> Task input
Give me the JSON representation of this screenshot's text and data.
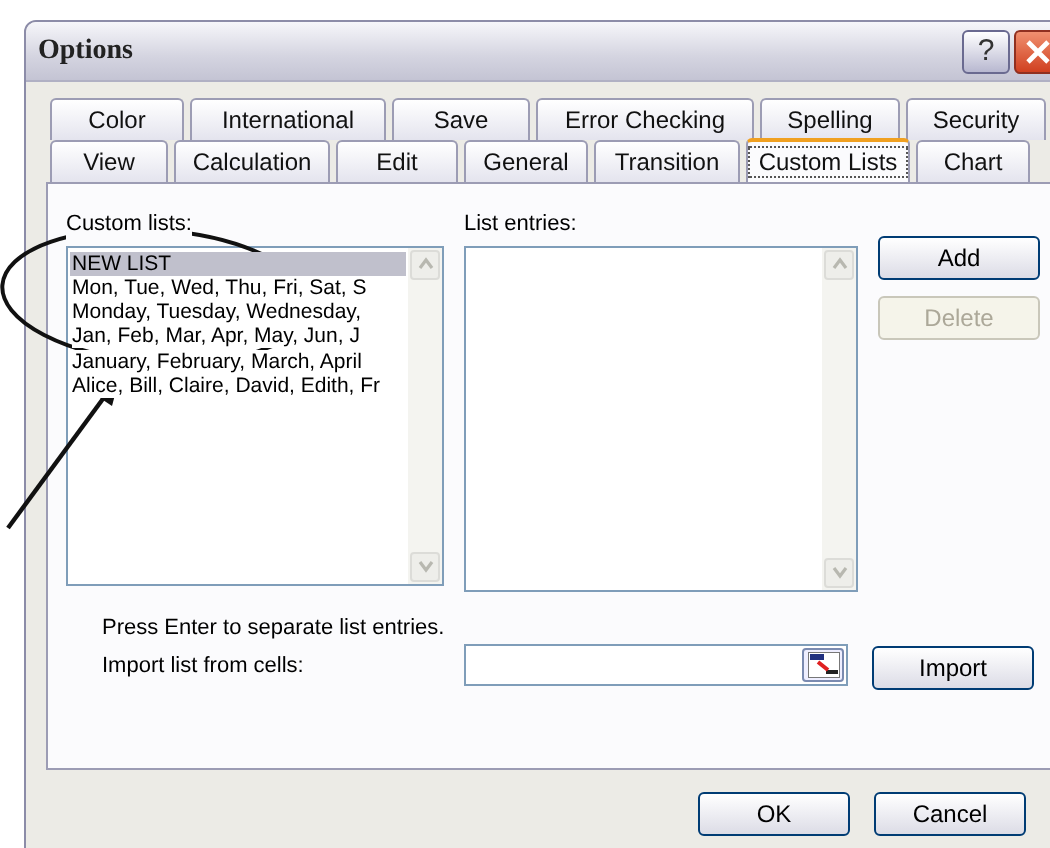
{
  "window": {
    "title": "Options",
    "help_button": "?"
  },
  "tab_rows": [
    [
      {
        "label": "Color",
        "selected": false
      },
      {
        "label": "International",
        "selected": false
      },
      {
        "label": "Save",
        "selected": false
      },
      {
        "label": "Error Checking",
        "selected": false
      },
      {
        "label": "Spelling",
        "selected": false
      },
      {
        "label": "Security",
        "selected": false
      }
    ],
    [
      {
        "label": "View",
        "selected": false
      },
      {
        "label": "Calculation",
        "selected": false
      },
      {
        "label": "Edit",
        "selected": false
      },
      {
        "label": "General",
        "selected": false
      },
      {
        "label": "Transition",
        "selected": false
      },
      {
        "label": "Custom Lists",
        "selected": true
      },
      {
        "label": "Chart",
        "selected": false
      }
    ]
  ],
  "custom_lists": {
    "label": "Custom lists:",
    "items": [
      {
        "text": "NEW LIST",
        "selected": true
      },
      {
        "text": "Mon, Tue, Wed, Thu, Fri, Sat, S",
        "selected": false
      },
      {
        "text": "Monday, Tuesday, Wednesday,",
        "selected": false
      },
      {
        "text": "Jan, Feb, Mar, Apr, May, Jun, J",
        "selected": false
      },
      {
        "text": "January, February, March, April",
        "selected": false
      },
      {
        "text": "Alice, Bill, Claire, David, Edith, Fr",
        "selected": false
      }
    ]
  },
  "list_entries": {
    "label": "List entries:"
  },
  "side_buttons": [
    {
      "label": "Add",
      "disabled": false
    },
    {
      "label": "Delete",
      "disabled": true
    }
  ],
  "hint": "Press Enter to separate list entries.",
  "import": {
    "label": "Import list from cells:",
    "button": "Import"
  },
  "footer_buttons": [
    "OK",
    "Cancel"
  ]
}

> Work instructions
A word-for-word copy of every entry, with the pictures left out, is the required answer.

> Finished exercise
Give me the JSON representation of this screenshot's text and data.
{
  "window": {
    "title": "Options",
    "help_button": "?"
  },
  "tab_rows": [
    [
      {
        "label": "Color",
        "selected": false
      },
      {
        "label": "International",
        "selected": false
      },
      {
        "label": "Save",
        "selected": false
      },
      {
        "label": "Error Checking",
        "selected": false
      },
      {
        "label": "Spelling",
        "selected": false
      },
      {
        "label": "Security",
        "selected": false
      }
    ],
    [
      {
        "label": "View",
        "selected": false
      },
      {
        "label": "Calculation",
        "selected": false
      },
      {
        "label": "Edit",
        "selected": false
      },
      {
        "label": "General",
        "selected": false
      },
      {
        "label": "Transition",
        "selected": false
      },
      {
        "label": "Custom Lists",
        "selected": true
      },
      {
        "label": "Chart",
        "selected": false
      }
    ]
  ],
  "custom_lists": {
    "label": "Custom lists:",
    "items": [
      {
        "text": "NEW LIST",
        "selected": true
      },
      {
        "text": "Mon, Tue, Wed, Thu, Fri, Sat, S",
        "selected": false
      },
      {
        "text": "Monday, Tuesday, Wednesday,",
        "selected": false
      },
      {
        "text": "Jan, Feb, Mar, Apr, May, Jun, J",
        "selected": false
      },
      {
        "text": "January, February, March, April",
        "selected": false
      },
      {
        "text": "Alice, Bill, Claire, David, Edith, Fr",
        "selected": false
      }
    ]
  },
  "list_entries": {
    "label": "List entries:"
  },
  "side_buttons": [
    {
      "label": "Add",
      "disabled": false
    },
    {
      "label": "Delete",
      "disabled": true
    }
  ],
  "hint": "Press Enter to separate list entries.",
  "import": {
    "label": "Import list from cells:",
    "button": "Import"
  },
  "footer_buttons": [
    "OK",
    "Cancel"
  ]
}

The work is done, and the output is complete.